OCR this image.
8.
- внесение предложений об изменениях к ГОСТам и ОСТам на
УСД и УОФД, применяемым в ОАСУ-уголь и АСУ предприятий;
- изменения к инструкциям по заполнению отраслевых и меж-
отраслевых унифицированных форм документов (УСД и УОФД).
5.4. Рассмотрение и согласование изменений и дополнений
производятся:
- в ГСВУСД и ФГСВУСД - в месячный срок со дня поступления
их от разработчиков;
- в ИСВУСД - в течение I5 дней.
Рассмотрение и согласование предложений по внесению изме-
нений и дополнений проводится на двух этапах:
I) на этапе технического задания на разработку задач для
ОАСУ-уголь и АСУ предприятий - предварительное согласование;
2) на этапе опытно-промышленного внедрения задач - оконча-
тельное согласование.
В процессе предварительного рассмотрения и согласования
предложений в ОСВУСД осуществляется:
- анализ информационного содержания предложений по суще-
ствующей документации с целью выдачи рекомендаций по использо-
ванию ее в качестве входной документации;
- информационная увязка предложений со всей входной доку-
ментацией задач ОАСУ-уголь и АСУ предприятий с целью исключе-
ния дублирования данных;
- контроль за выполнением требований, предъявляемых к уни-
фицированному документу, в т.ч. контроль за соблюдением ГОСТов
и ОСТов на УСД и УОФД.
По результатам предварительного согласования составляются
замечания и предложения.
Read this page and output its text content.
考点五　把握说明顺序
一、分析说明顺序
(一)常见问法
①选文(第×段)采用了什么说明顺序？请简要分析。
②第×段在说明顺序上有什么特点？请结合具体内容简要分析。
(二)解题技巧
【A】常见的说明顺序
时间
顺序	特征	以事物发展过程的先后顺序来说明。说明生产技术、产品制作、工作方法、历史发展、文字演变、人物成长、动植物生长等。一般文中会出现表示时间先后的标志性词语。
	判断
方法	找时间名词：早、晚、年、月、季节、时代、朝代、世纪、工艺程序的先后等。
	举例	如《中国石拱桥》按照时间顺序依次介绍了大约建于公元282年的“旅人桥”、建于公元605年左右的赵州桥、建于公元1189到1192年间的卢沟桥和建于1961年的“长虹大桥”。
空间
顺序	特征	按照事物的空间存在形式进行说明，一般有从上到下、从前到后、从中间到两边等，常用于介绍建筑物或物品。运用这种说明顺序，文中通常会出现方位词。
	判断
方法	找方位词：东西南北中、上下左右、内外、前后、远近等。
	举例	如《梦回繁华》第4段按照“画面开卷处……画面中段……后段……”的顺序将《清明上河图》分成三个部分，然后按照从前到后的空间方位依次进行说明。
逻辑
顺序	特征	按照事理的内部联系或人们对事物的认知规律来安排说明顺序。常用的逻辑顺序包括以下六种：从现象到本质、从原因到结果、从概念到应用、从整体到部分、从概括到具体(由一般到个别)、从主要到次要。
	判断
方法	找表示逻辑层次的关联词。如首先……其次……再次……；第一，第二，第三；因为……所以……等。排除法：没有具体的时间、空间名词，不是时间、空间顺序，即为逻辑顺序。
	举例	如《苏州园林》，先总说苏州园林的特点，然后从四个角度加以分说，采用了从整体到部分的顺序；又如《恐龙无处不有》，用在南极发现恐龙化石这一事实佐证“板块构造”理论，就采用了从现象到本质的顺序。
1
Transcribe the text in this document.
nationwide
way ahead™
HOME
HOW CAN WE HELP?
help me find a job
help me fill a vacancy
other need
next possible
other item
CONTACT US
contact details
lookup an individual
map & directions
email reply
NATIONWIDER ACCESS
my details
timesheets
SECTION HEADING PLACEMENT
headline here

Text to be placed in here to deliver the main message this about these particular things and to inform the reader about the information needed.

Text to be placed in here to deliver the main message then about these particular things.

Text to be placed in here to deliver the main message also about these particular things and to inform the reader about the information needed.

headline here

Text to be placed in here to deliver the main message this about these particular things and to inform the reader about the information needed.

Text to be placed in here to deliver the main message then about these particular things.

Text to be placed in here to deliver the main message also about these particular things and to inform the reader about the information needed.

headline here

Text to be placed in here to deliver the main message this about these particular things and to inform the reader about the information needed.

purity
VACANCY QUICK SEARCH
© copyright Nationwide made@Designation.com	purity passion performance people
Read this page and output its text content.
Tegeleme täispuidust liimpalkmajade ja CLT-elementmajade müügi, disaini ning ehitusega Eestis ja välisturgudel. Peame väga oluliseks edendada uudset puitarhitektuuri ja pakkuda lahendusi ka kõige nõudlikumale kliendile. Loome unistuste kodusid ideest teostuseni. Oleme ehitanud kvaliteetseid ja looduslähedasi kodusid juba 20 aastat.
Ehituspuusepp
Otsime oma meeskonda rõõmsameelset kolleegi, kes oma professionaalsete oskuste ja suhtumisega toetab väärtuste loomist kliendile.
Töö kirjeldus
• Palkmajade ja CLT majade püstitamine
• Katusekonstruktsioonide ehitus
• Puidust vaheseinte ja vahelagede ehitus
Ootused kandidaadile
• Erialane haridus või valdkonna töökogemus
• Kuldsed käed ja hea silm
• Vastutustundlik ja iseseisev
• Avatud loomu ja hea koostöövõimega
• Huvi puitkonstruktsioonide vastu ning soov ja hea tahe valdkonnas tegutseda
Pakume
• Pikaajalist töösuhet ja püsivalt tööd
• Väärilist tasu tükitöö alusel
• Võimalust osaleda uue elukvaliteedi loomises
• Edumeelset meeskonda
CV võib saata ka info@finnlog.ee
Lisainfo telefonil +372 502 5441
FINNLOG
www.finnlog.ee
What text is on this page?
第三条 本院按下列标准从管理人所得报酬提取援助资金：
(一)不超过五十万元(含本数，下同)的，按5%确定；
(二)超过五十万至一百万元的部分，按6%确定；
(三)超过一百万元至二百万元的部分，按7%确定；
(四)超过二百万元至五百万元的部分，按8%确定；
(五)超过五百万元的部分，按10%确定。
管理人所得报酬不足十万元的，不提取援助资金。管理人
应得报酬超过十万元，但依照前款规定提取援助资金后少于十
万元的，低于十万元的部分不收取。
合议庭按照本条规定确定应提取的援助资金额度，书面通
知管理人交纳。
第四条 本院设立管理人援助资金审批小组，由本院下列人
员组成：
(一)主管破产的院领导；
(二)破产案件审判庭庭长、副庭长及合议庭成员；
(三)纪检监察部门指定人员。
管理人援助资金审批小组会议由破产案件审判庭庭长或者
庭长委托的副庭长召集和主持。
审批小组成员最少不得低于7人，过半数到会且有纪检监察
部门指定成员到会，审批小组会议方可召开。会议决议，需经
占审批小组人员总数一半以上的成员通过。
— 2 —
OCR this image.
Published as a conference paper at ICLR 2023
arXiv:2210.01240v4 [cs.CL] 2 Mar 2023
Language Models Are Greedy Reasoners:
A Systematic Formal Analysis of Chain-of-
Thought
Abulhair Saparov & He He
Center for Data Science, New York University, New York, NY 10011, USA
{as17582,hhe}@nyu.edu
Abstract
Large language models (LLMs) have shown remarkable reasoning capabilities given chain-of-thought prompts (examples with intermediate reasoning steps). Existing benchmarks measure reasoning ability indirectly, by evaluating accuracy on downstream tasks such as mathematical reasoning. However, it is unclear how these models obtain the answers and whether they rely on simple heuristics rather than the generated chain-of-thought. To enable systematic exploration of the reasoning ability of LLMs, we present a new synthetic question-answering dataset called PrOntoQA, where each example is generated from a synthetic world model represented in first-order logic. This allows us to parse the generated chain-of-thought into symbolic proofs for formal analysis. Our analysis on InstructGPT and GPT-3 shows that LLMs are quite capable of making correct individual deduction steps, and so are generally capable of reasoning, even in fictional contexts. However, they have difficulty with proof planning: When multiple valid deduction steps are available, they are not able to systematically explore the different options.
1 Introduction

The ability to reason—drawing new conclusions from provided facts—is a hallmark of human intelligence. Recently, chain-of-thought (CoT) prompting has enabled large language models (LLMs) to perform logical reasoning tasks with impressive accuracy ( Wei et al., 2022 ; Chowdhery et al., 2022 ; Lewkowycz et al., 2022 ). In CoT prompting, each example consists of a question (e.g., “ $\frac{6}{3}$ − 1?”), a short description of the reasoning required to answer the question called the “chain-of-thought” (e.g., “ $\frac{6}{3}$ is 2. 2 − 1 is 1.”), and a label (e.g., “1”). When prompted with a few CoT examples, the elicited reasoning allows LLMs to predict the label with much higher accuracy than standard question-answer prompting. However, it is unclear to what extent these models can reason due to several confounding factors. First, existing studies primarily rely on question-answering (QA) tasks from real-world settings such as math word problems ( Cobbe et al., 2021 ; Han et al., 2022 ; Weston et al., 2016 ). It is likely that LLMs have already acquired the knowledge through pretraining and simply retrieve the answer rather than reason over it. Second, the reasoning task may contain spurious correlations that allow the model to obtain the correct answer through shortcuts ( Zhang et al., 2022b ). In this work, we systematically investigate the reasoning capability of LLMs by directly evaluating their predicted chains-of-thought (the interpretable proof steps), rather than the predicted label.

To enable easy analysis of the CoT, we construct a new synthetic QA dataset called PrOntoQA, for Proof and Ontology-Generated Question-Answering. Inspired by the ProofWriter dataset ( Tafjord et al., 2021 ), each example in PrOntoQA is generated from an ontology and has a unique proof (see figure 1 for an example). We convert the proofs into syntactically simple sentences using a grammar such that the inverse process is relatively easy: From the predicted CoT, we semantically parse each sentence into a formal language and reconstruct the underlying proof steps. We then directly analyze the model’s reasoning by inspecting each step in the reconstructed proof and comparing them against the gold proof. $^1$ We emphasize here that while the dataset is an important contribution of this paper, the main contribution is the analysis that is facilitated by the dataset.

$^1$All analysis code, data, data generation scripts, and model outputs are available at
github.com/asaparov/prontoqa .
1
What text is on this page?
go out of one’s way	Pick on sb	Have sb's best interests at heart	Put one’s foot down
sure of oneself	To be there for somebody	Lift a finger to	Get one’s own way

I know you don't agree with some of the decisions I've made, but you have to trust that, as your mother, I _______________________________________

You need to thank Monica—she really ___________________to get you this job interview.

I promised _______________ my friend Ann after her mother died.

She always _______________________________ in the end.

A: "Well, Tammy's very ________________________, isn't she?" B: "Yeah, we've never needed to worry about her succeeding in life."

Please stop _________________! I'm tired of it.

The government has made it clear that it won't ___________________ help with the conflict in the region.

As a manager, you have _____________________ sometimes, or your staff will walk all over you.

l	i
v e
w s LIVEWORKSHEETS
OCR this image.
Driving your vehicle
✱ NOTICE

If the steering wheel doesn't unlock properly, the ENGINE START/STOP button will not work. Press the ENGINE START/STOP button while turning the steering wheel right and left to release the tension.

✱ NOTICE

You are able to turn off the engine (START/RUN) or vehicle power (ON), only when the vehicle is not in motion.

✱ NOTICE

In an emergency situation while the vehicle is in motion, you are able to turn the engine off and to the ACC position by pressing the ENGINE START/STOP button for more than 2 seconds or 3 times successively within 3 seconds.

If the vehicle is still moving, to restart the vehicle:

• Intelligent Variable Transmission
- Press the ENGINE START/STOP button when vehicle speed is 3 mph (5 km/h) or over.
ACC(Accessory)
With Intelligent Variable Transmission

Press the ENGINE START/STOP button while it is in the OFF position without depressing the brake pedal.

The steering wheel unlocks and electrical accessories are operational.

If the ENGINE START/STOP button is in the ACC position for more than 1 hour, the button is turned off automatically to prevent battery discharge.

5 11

==========

Reproduce each line from the records that contains the word "входной".

ванию ее в качестве входной документации;
- информационная увязка предложений со всей входной доку-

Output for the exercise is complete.